# GIVEN PROBLEM
Without the pictures, return all of the material exactly as written.

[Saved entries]
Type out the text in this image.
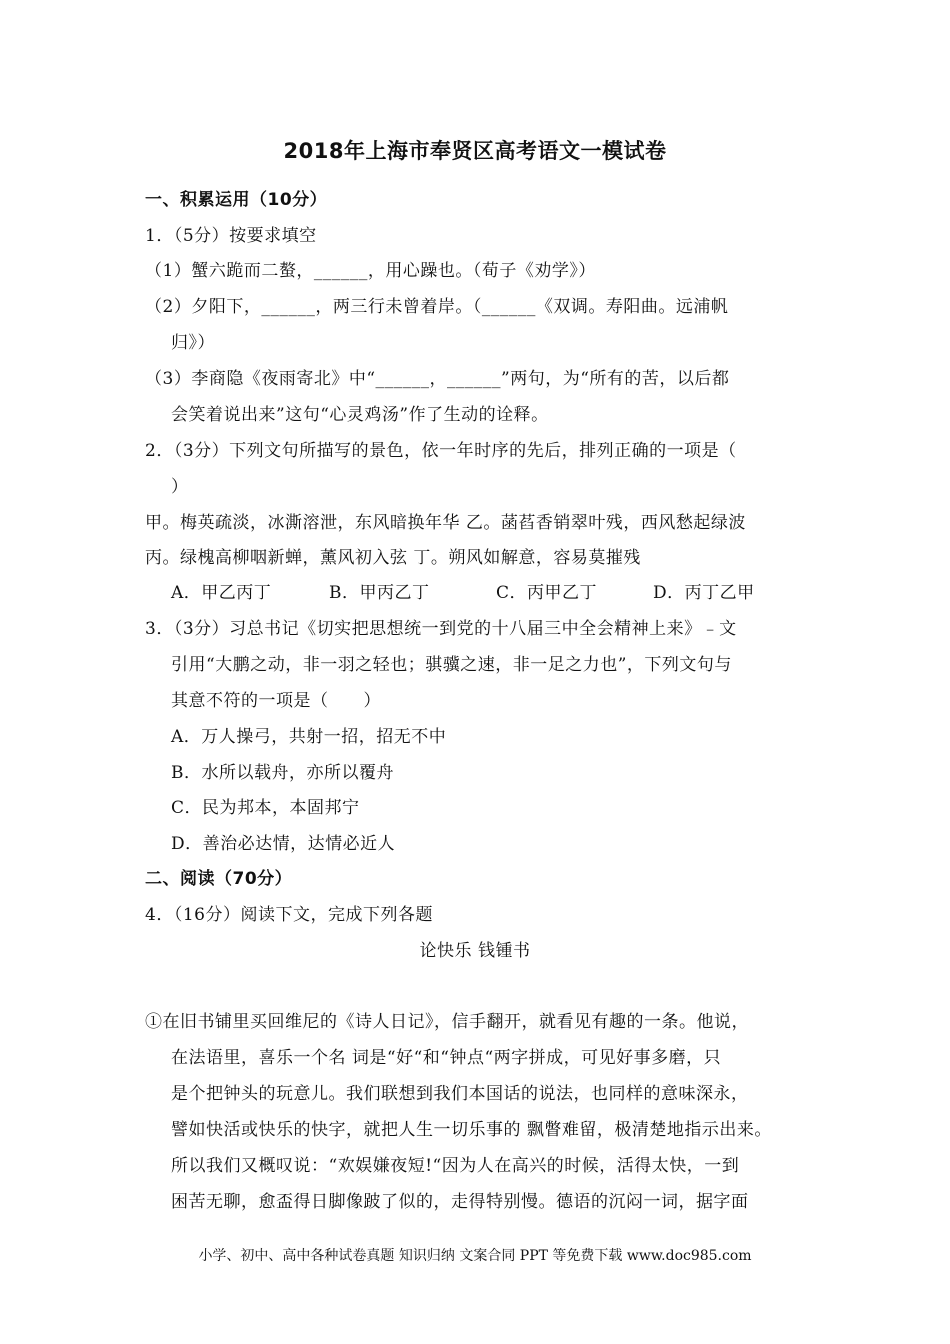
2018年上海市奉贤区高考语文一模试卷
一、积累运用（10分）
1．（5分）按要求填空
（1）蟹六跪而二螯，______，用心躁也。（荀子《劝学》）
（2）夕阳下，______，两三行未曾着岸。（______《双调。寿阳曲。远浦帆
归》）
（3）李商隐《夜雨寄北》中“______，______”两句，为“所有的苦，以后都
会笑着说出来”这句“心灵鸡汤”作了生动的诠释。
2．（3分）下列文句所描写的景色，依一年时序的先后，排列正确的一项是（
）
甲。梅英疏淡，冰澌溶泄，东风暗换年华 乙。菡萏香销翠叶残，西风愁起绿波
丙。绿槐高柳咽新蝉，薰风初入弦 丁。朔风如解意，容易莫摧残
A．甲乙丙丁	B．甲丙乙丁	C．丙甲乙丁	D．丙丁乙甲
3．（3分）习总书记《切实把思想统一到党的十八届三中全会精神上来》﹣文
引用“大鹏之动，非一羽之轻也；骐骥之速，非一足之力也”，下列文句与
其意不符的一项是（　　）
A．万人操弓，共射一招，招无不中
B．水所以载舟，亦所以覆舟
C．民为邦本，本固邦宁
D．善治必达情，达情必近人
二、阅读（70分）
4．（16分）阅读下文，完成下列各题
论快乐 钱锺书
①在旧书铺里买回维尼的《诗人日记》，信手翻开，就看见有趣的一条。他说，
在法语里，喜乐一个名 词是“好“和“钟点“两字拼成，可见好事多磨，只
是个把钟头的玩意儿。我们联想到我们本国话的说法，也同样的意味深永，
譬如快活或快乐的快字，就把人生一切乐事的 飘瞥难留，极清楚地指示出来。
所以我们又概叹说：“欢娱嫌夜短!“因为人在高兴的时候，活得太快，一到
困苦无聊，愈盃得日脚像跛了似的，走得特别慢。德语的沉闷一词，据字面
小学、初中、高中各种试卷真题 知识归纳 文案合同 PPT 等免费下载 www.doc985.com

# RESPONSE TO THIS EXERCISE
Type out the text in this image.
2018年上海市奉贤区高考语文一模试卷
一、积累运用（10分）
1．（5分）按要求填空
（1）蟹六跪而二螯，______，用心躁也。（荀子《劝学》）
（2）夕阳下，______，两三行未曾着岸。（______《双调。寿阳曲。远浦帆
归》）
（3）李商隐《夜雨寄北》中“______，______”两句，为“所有的苦，以后都
会笑着说出来”这句“心灵鸡汤”作了生动的诠释。
2．（3分）下列文句所描写的景色，依一年时序的先后，排列正确的一项是（
）
甲。梅英疏淡，冰澌溶泄，东风暗换年华 乙。菡萏香销翠叶残，西风愁起绿波
丙。绿槐高柳咽新蝉，薰风初入弦 丁。朔风如解意，容易莫摧残
A．甲乙丙丁	B．甲丙乙丁	C．丙甲乙丁	D．丙丁乙甲
3．（3分）习总书记《切实把思想统一到党的十八届三中全会精神上来》﹣文
引用“大鹏之动，非一羽之轻也；骐骥之速，非一足之力也”，下列文句与
其意不符的一项是（　　）
A．万人操弓，共射一招，招无不中
B．水所以载舟，亦所以覆舟
C．民为邦本，本固邦宁
D．善治必达情，达情必近人
二、阅读（70分）
4．（16分）阅读下文，完成下列各题
论快乐 钱锺书
①在旧书铺里买回维尼的《诗人日记》，信手翻开，就看见有趣的一条。他说，
在法语里，喜乐一个名 词是“好“和“钟点“两字拼成，可见好事多磨，只
是个把钟头的玩意儿。我们联想到我们本国话的说法，也同样的意味深永，
譬如快活或快乐的快字，就把人生一切乐事的 飘瞥难留，极清楚地指示出来。
所以我们又概叹说：“欢娱嫌夜短!“因为人在高兴的时候，活得太快，一到
困苦无聊，愈盃得日脚像跛了似的，走得特别慢。德语的沉闷一词，据字面
小学、初中、高中各种试卷真题 知识归纳 文案合同 PPT 等免费下载 www.doc985.com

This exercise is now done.